Your task is to print all of the data word for word.

> Material shown:
(begin)
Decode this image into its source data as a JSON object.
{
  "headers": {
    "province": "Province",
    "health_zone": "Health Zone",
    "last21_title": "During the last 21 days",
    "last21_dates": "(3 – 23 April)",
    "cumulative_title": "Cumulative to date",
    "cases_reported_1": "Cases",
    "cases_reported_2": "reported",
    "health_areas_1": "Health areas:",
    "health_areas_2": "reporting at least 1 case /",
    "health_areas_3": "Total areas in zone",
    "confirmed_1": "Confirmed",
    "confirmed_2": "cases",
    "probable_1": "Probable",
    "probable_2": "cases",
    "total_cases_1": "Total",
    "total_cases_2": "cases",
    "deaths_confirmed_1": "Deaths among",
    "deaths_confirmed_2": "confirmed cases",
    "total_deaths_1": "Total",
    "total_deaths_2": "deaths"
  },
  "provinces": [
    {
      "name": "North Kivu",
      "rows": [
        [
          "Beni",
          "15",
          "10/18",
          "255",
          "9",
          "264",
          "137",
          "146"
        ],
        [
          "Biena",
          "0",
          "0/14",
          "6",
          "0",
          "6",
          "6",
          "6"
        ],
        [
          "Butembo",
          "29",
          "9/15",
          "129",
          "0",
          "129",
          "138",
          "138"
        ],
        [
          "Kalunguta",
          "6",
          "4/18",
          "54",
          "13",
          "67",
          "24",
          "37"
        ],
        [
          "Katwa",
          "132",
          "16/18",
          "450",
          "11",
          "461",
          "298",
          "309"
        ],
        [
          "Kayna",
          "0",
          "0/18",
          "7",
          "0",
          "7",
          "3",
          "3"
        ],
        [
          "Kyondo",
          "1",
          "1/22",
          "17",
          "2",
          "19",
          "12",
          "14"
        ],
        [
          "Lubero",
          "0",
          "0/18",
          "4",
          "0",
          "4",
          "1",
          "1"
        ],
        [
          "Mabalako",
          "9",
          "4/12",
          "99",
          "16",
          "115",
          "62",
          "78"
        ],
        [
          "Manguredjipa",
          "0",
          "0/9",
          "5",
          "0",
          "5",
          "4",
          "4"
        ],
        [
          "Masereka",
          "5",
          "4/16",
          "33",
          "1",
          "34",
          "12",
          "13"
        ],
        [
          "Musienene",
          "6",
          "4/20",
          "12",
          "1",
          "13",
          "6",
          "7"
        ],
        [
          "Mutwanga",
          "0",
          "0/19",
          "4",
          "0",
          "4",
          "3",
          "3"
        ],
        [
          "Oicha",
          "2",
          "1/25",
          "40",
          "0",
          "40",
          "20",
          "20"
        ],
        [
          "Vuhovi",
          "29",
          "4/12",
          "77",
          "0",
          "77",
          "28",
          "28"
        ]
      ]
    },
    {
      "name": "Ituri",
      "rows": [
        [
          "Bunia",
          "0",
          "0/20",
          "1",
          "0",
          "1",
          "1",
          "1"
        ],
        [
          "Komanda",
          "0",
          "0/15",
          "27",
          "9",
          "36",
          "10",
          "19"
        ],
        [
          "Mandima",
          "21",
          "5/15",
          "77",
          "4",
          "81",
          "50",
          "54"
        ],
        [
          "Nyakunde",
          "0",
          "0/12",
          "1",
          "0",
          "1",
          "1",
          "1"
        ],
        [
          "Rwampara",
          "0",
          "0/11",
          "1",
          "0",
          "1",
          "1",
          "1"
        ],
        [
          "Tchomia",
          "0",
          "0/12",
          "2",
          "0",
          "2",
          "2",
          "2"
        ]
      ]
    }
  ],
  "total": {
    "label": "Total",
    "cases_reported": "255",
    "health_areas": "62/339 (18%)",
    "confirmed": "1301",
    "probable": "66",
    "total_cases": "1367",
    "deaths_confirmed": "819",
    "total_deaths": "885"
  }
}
(end)
> Correct answer:
Decode this image into its source data as a JSON object.
{
  "headers": {
    "province": "Province",
    "health_zone": "Health Zone",
    "last21_title": "During the last 21 days",
    "last21_dates": "(3 – 23 April)",
    "cumulative_title": "Cumulative to date",
    "cases_reported_1": "Cases",
    "cases_reported_2": "reported",
    "health_areas_1": "Health areas:",
    "health_areas_2": "reporting at least 1 case /",
    "health_areas_3": "Total areas in zone",
    "confirmed_1": "Confirmed",
    "confirmed_2": "cases",
    "probable_1": "Probable",
    "probable_2": "cases",
    "total_cases_1": "Total",
    "total_cases_2": "cases",
    "deaths_confirmed_1": "Deaths among",
    "deaths_confirmed_2": "confirmed cases",
    "total_deaths_1": "Total",
    "total_deaths_2": "deaths"
  },
  "provinces": [
    {
      "name": "North Kivu",
      "rows": [
        [
          "Beni",
          "15",
          "10/18",
          "255",
          "9",
          "264",
          "137",
          "146"
        ],
        [
          "Biena",
          "0",
          "0/14",
          "6",
          "0",
          "6",
          "6",
          "6"
        ],
        [
          "Butembo",
          "29",
          "9/15",
          "129",
          "0",
          "129",
          "138",
          "138"
        ],
        [
          "Kalunguta",
          "6",
          "4/18",
          "54",
          "13",
          "67",
          "24",
          "37"
        ],
        [
          "Katwa",
          "132",
          "16/18",
          "450",
          "11",
          "461",
          "298",
          "309"
        ],
        [
          "Kayna",
          "0",
          "0/18",
          "7",
          "0",
          "7",
          "3",
          "3"
        ],
        [
          "Kyondo",
          "1",
          "1/22",
          "17",
          "2",
          "19",
          "12",
          "14"
        ],
        [
          "Lubero",
          "0",
          "0/18",
          "4",
          "0",
          "4",
          "1",
          "1"
        ],
        [
          "Mabalako",
          "9",
          "4/12",
          "99",
          "16",
          "115",
          "62",
          "78"
        ],
        [
          "Manguredjipa",
          "0",
          "0/9",
          "5",
          "0",
          "5",
          "4",
          "4"
        ],
        [
          "Masereka",
          "5",
          "4/16",
          "33",
          "1",
          "34",
          "12",
          "13"
        ],
        [
          "Musienene",
          "6",
          "4/20",
          "12",
          "1",
          "13",
          "6",
          "7"
        ],
        [
          "Mutwanga",
          "0",
          "0/19",
          "4",
          "0",
          "4",
          "3",
          "3"
        ],
        [
          "Oicha",
          "2",
          "1/25",
          "40",
          "0",
          "40",
          "20",
          "20"
        ],
        [
          "Vuhovi",
          "29",
          "4/12",
          "77",
          "0",
          "77",
          "28",
          "28"
        ]
      ]
    },
    {
      "name": "Ituri",
      "rows": [
        [
          "Bunia",
          "0",
          "0/20",
          "1",
          "0",
          "1",
          "1",
          "1"
        ],
        [
          "Komanda",
          "0",
          "0/15",
          "27",
          "9",
          "36",
          "10",
          "19"
        ],
        [
          "Mandima",
          "21",
          "5/15",
          "77",
          "4",
          "81",
          "50",
          "54"
        ],
        [
          "Nyakunde",
          "0",
          "0/12",
          "1",
          "0",
          "1",
          "1",
          "1"
        ],
        [
          "Rwampara",
          "0",
          "0/11",
          "1",
          "0",
          "1",
          "1",
          "1"
        ],
        [
          "Tchomia",
          "0",
          "0/12",
          "2",
          "0",
          "2",
          "2",
          "2"
        ]
      ]
    }
  ],
  "total": {
    "label": "Total",
    "cases_reported": "255",
    "health_areas": "62/339 (18%)",
    "confirmed": "1301",
    "probable": "66",
    "total_cases": "1367",
    "deaths_confirmed": "819",
    "total_deaths": "885"
  }
}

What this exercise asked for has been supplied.